Перепишите слово в слово часть дневниковых записей о войне, начиная со слов «Я доволен, горд.» и заканчивая словами «молодость, наша жизнь!».

→ **ФРАГМЕНТ ТЕКСТА**
^^^^^^^^

Я доволен, горд. Мы продолжили традиции литературного движения Балтийского флота. Он первый — в нашей стране — положил начало морской литературе: Марлинский, плавание Гончарова, Станюкович, Новиков-Прибой, деятели «Морского сборника», наша группа флотских писателей (1917–1942 годы).
Завтра на линкоре «Октябрьская революция» встреча с командирами, политработниками и краснофлотцами. Сделаю доклад об обстановке на фронтах, о ходе войны.
Вечером — часовой концерт театра КБФ: все походное, оперативное.
До глубины души взволновал отрывок «Первый морской полк» — музыкально-литературный монтаж из моей пьесы «Оптимистическая трагедия». Пьесе — десять лет, она живет, действует!.. Вспомнились дни 1918 года, вспомнилось Черное море, где в 1932 году я написал эту пьесу.
Флот, родной, тебе наша молодость, наша жизнь!
8 февраля 1942 года.
(232-й день войны.)
Сводка (радио Москвы). Продолжение активных действий Красной Армии…
Днем идем на корабли… Стреляет крейсер «Максим Горький»… Застывшая хмурая Нева, несколько ледоколов, военные суда… Трубы заводов не дымят, тихо. У Горного института — спуск на Неву. На ближней тумбе висит афиша — «Большое гулянье 22 июня»… Как застывшее время! Хотели содрать афишу на память, но не удалось, она примерзла… Дома на набережной безлюдны: зияют разбитые окна, кое-где зашитые фанерой; вздыбились развороченные углы крыш…
Не покидает ощущение оцепенения, омертвелости пейзажа.
«Город всегда дышит людской жизнью…» (кажется, у Верхар-на), но она порой иссякает, свертывается, как кровь, — в эту годину в Ленинграде.

^^^^^^^^

→ **СОХРАНЕННЫЕ ДАННЫЕ**
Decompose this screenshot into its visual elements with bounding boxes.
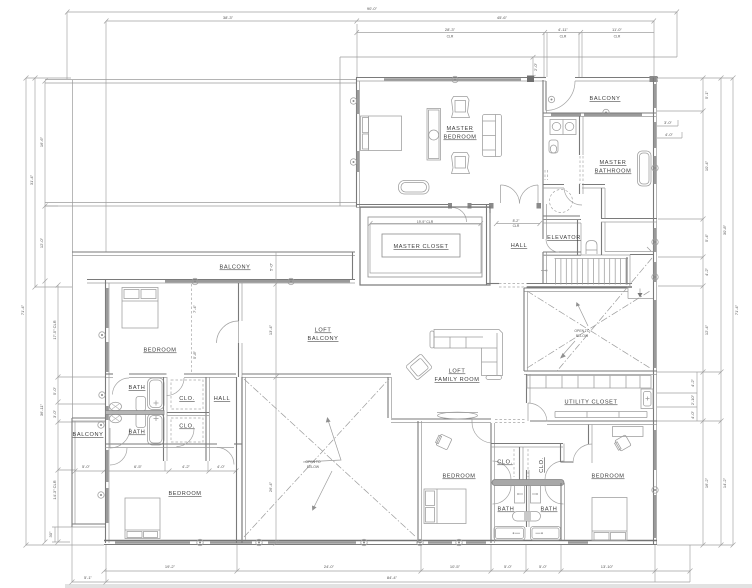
svg-text:5'-0": 5'-0"	[82, 464, 91, 469]
bottom-center bedroom east wall	[490, 423, 492, 543]
master chair top	[452, 97, 470, 118]
svg-text:5'-1": 5'-1"	[704, 90, 709, 99]
svg-text:4'-0": 4'-0"	[665, 132, 674, 137]
svg-text:UTILITY CLOSET: UTILITY CLOSET	[564, 400, 617, 406]
left dimension line 71'-4"	[20, 76, 104, 548]
window markers	[98, 76, 658, 545]
svg-text:BEDROOM: BEDROOM	[143, 348, 176, 354]
master bed	[361, 116, 402, 151]
wc toilet	[549, 140, 558, 153]
svg-text:LOFT: LOFT	[449, 369, 466, 375]
top dimension line 38'-3"	[104, 15, 359, 252]
svg-text:BEDROOM: BEDROOM	[442, 474, 475, 480]
closet interiors dashed	[171, 380, 203, 409]
svg-text:5'-0": 5'-0"	[504, 564, 513, 569]
dashed door at wc	[544, 170, 546, 180]
svg-text:BELOW: BELOW	[307, 465, 320, 469]
east wall	[653, 78, 655, 546]
west upper wall	[72, 80, 74, 418]
svg-text:MASTER: MASTER	[600, 160, 627, 166]
svg-text:4'-0": 4'-0"	[217, 464, 226, 469]
svg-text:8'-2": 8'-2"	[513, 219, 521, 223]
svg-text:5'-0": 5'-0"	[52, 386, 57, 395]
svg-text:CLR: CLR	[560, 35, 567, 39]
south wall main	[104, 540, 657, 542]
top dimension line 90'-0"	[65, 6, 679, 79]
svg-text:BATH: BATH	[541, 507, 558, 513]
svg-text:BATH: BATH	[129, 385, 146, 391]
sinks bottom center	[513, 512, 541, 522]
svg-text:2'-10": 2'-10"	[690, 394, 695, 405]
svg-text:12'-4": 12'-4"	[704, 324, 709, 335]
open to below arrows well1	[303, 420, 341, 462]
svg-text:45'-6": 45'-6"	[497, 15, 508, 20]
svg-text:17'-5" CLR: 17'-5" CLR	[52, 320, 57, 339]
svg-text:HALL: HALL	[214, 396, 230, 402]
svg-text:10'-4": 10'-4"	[704, 160, 709, 171]
svg-text:5'-8": 5'-8"	[192, 350, 197, 359]
wc / master bath inner walls	[579, 116, 581, 155]
svg-text:3'-0": 3'-0"	[664, 120, 673, 125]
svg-text:28'-3": 28'-3"	[445, 27, 456, 32]
svg-text:3'-0": 3'-0"	[52, 409, 57, 418]
svg-text:CLO.: CLO.	[179, 424, 194, 430]
bedroom2 chair	[435, 433, 452, 450]
master cabinet	[427, 109, 441, 161]
south wall of hall/stairs w dashed opening	[486, 205, 488, 285]
svg-text:4'-0": 4'-0"	[690, 410, 695, 419]
svg-text:19'-9" CLR: 19'-9" CLR	[417, 220, 434, 224]
right small dims utility	[657, 372, 697, 421]
master closet label box	[382, 234, 460, 257]
mid-left bedroom dims	[191, 284, 193, 374]
east desk and chair	[613, 427, 644, 437]
svg-text:5'-0": 5'-0"	[269, 262, 274, 271]
hall clear dim line	[496, 223, 540, 225]
top dimension 11'-0" CLR	[581, 27, 654, 39]
svg-text:71'-4": 71'-4"	[20, 304, 25, 315]
elevator room	[543, 219, 581, 221]
svg-text:BALCONY: BALCONY	[590, 96, 621, 102]
open to below arrows well2	[577, 303, 588, 326]
svg-text:FAMILY ROOM: FAMILY ROOM	[435, 377, 480, 383]
stair landing walls	[630, 254, 653, 256]
water heater	[641, 389, 653, 409]
closet door arc	[452, 208, 467, 223]
svg-text:24'-0": 24'-0"	[324, 564, 335, 569]
vestibule wall and bedroom door	[588, 425, 590, 445]
svg-text:5'-1": 5'-1"	[84, 575, 93, 580]
svg-text:19'-2": 19'-2"	[165, 564, 176, 569]
svg-text:90'-0": 90'-0"	[367, 6, 378, 11]
bath block walls	[163, 377, 165, 461]
svg-text:4'-2": 4'-2"	[704, 267, 709, 276]
right dimension line col 1	[657, 76, 733, 548]
toilets bottom center	[515, 486, 525, 504]
svg-text:BATH: BATH	[498, 507, 515, 513]
svg-text:5'-4": 5'-4"	[704, 233, 709, 242]
svg-text:13'-10": 13'-10"	[601, 564, 614, 569]
master bedroom west wall	[356, 78, 358, 208]
roof eave lines left	[45, 202, 356, 204]
bottom dimension row 1	[102, 544, 693, 582]
svg-text:14'-3" CLR: 14'-3" CLR	[52, 480, 57, 499]
wall column between hall and open well	[236, 377, 238, 543]
svg-text:6'-5": 6'-5"	[134, 464, 143, 469]
master suite south wall	[356, 204, 451, 206]
left dimension line 31'-4"	[29, 76, 72, 290]
svg-text:CLR: CLR	[614, 35, 621, 39]
closet clear dim line	[370, 223, 481, 225]
wall right of shower	[601, 188, 603, 219]
bottom dimension row 2	[70, 527, 691, 585]
svg-text:14'-2": 14'-2"	[722, 477, 727, 488]
svg-text:BEDROOM: BEDROOM	[168, 491, 201, 497]
svg-text:71'-4": 71'-4"	[734, 304, 739, 315]
loft armchair	[406, 354, 433, 381]
top dimension line 45'-6"	[357, 15, 656, 77]
toilet beside elevator	[586, 241, 597, 255]
svg-text:7'-4": 7'-4"	[192, 304, 197, 313]
top dimension line 28'-3" CLR	[355, 24, 548, 77]
open well 2	[524, 287, 628, 289]
wall under loft family room	[391, 418, 491, 420]
west balcony	[72, 417, 105, 419]
master closet walls	[360, 207, 490, 285]
shower	[550, 190, 573, 213]
right small dims master bath	[657, 120, 682, 138]
closet walls bottom center	[491, 443, 563, 445]
master tub	[638, 151, 652, 186]
svg-text:BELOW: BELOW	[576, 334, 589, 338]
bath east wall bottom center	[560, 444, 562, 463]
svg-text:BATH: BATH	[129, 430, 146, 436]
right dimension line col 3	[731, 76, 740, 548]
svg-text:LOFT: LOFT	[315, 328, 332, 334]
svg-text:84'-4": 84'-4"	[387, 575, 398, 580]
left bottom 3'-0" bracket	[48, 527, 72, 542]
svg-text:12'-0": 12'-0"	[39, 237, 44, 248]
svg-text:4'-11": 4'-11"	[558, 27, 568, 32]
mid-left bedroom east wall	[238, 283, 240, 321]
svg-text:CLR: CLR	[513, 224, 520, 228]
east bed	[592, 498, 627, 541]
svg-text:16'-6": 16'-6"	[39, 136, 44, 147]
landing room right of elevator	[601, 222, 603, 255]
utility closet	[524, 370, 657, 372]
svg-text:ELEVATOR: ELEVATOR	[547, 235, 581, 241]
svg-text:11'-0": 11'-0"	[612, 27, 622, 32]
svg-text:2'-0": 2'-0"	[533, 62, 538, 71]
svg-text:OPEN TO: OPEN TO	[574, 329, 589, 333]
balcony door	[545, 81, 547, 110]
clo lower door arc	[177, 429, 195, 447]
svg-text:BALCONY: BALCONY	[220, 265, 251, 271]
hall south door	[217, 448, 234, 465]
right dimension line col 2	[719, 76, 728, 548]
balcony south wall (upper right)	[543, 112, 656, 114]
post at balcony door	[527, 76, 534, 83]
bottom-center bedroom west wall	[417, 421, 419, 543]
bedroom1 entry door	[472, 422, 491, 443]
bedroom3 door from balcony	[110, 448, 127, 465]
svg-text:5'-0": 5'-0"	[539, 564, 548, 569]
svg-text:30'-8": 30'-8"	[722, 224, 727, 235]
svg-text:30": 30"	[48, 531, 53, 537]
utility counter	[555, 411, 647, 413]
north wall west wing (roof edge)	[45, 79, 356, 81]
svg-text:36'-11": 36'-11"	[39, 403, 44, 416]
master bench	[399, 181, 430, 195]
lower bath fixtures	[148, 414, 165, 446]
master chair bottom	[452, 153, 470, 174]
interior dim row above bottom bedroom	[73, 464, 239, 474]
balcony door to bath	[110, 428, 130, 448]
svg-text:MASTER CLOSET: MASTER CLOSET	[393, 244, 448, 250]
page shadow bottom	[65, 584, 752, 588]
svg-text:16'-2": 16'-2"	[704, 477, 709, 488]
master bedroom north wall	[356, 77, 527, 79]
stairs	[543, 255, 630, 285]
svg-text:BALCONY: BALCONY	[308, 336, 339, 342]
svg-text:4'-2": 4'-2"	[182, 464, 191, 469]
hall east wall	[542, 80, 544, 239]
balcony north wall	[534, 77, 546, 79]
console table on wall	[438, 412, 478, 419]
svg-text:BEDROOM: BEDROOM	[443, 135, 476, 141]
svg-text:BATHROOM: BATHROOM	[595, 169, 632, 175]
svg-text:BEDROOM: BEDROOM	[591, 474, 624, 480]
svg-text:OPEN TO: OPEN TO	[305, 460, 320, 464]
mid-left bedroom bed	[122, 288, 158, 329]
hall double doors	[500, 185, 502, 203]
utility shelves	[527, 376, 651, 389]
svg-text:4'-2": 4'-2"	[690, 378, 695, 387]
svg-text:10'-5": 10'-5"	[450, 564, 461, 569]
stair down arrow	[639, 289, 641, 297]
closet rods dashed bottom center	[513, 449, 515, 477]
svg-text:CLO.: CLO.	[179, 396, 194, 402]
svg-text:CLR: CLR	[447, 35, 454, 39]
top dimension 4'-11" CLR	[545, 27, 583, 77]
svg-text:BALCONY: BALCONY	[73, 432, 104, 438]
svg-text:31'-4": 31'-4"	[29, 174, 34, 185]
left inner dimension line CLR	[52, 283, 106, 545]
master sofa	[483, 115, 502, 157]
tubs bottom center	[494, 527, 525, 541]
roof outline upper	[340, 57, 677, 206]
svg-text:CLO.: CLO.	[539, 457, 545, 472]
vanity with two sinks	[550, 120, 576, 135]
left dimension line 16'-6" / 12'-0" / 36'-11"	[39, 79, 58, 545]
svg-text:HALL: HALL	[511, 243, 527, 249]
svg-text:38'-3": 38'-3"	[223, 15, 234, 20]
svg-text:13'-4": 13'-4"	[268, 324, 273, 335]
svg-text:MASTER: MASTER	[447, 126, 474, 132]
loft balcony dim	[275, 252, 277, 543]
dim 2'-0" at roof edge	[531, 55, 539, 80]
east bedroom north wall	[530, 420, 657, 422]
bottom-center bed	[424, 489, 466, 524]
upper bath fixtures	[148, 378, 165, 410]
svg-text:CLO.: CLO.	[497, 460, 512, 466]
west wall lower wing	[105, 280, 107, 544]
open well 1 top wall	[242, 373, 391, 375]
open well 1	[241, 377, 243, 540]
bottom-left bed	[125, 498, 160, 539]
balcony NE corner post	[650, 76, 658, 82]
balcony strip (upper left)	[72, 251, 355, 253]
loft sofa sectional	[434, 330, 503, 376]
svg-text:26'-4": 26'-4"	[268, 481, 273, 492]
bedroom south wall / bath north	[106, 373, 113, 375]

^^^^^^^^

→ **ОТВЕТ НА ЗАДАНИЕ**
Я доволен, горд. Мы продолжили традиции литературного движения Балтийского флота. Он первый — в нашей стране — положил начало морской литературе: Марлинский, плавание Гончарова, Станюкович, Новиков-Прибой, деятели «Морского сборника», наша группа флотских писателей (1917–1942 годы).
Завтра на линкоре «Октябрьская революция» встреча с командирами, политработниками и краснофлотцами. Сделаю доклад об обстановке на фронтах, о ходе войны.
Вечером — часовой концерт театра КБФ: все походное, оперативное.
До глубины души взволновал отрывок «Первый морской полк» — музыкально-литературный монтаж из моей пьесы «Оптимистическая трагедия». Пьесе — десять лет, она живет, действует!.. Вспомнились дни 1918 года, вспомнилось Черное море, где в 1932 году я написал эту пьесу.
Флот, родной, тебе наша молодость, наша жизнь!